>>>>>

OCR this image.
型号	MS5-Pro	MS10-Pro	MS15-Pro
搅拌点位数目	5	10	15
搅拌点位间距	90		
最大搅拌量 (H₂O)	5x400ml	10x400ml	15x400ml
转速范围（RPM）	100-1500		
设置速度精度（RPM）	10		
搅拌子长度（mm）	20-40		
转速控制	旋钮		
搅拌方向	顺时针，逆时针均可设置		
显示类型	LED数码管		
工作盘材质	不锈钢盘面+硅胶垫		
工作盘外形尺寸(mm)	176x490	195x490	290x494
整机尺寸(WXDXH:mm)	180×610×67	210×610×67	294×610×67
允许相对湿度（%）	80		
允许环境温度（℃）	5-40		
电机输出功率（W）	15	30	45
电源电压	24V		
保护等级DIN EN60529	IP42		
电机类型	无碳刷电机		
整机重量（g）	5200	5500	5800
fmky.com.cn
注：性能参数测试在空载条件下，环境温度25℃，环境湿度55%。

<<<<<

YOUR TASK: The full set of records should be duplicated exactly.

CORRECT OUTPUT:
OCR this image.
型号	MS5-Pro	MS10-Pro	MS15-Pro
搅拌点位数目	5	10	15
搅拌点位间距	90		
最大搅拌量 (H₂O)	5x400ml	10x400ml	15x400ml
转速范围（RPM）	100-1500		
设置速度精度（RPM）	10		
搅拌子长度（mm）	20-40		
转速控制	旋钮		
搅拌方向	顺时针，逆时针均可设置		
显示类型	LED数码管		
工作盘材质	不锈钢盘面+硅胶垫		
工作盘外形尺寸(mm)	176x490	195x490	290x494
整机尺寸(WXDXH:mm)	180×610×67	210×610×67	294×610×67
允许相对湿度（%）	80		
允许环境温度（℃）	5-40		
电机输出功率（W）	15	30	45
电源电压	24V		
保护等级DIN EN60529	IP42		
电机类型	无碳刷电机		
整机重量（g）	5200	5500	5800
fmky.com.cn
注：性能参数测试在空载条件下，环境温度25℃，环境湿度55%。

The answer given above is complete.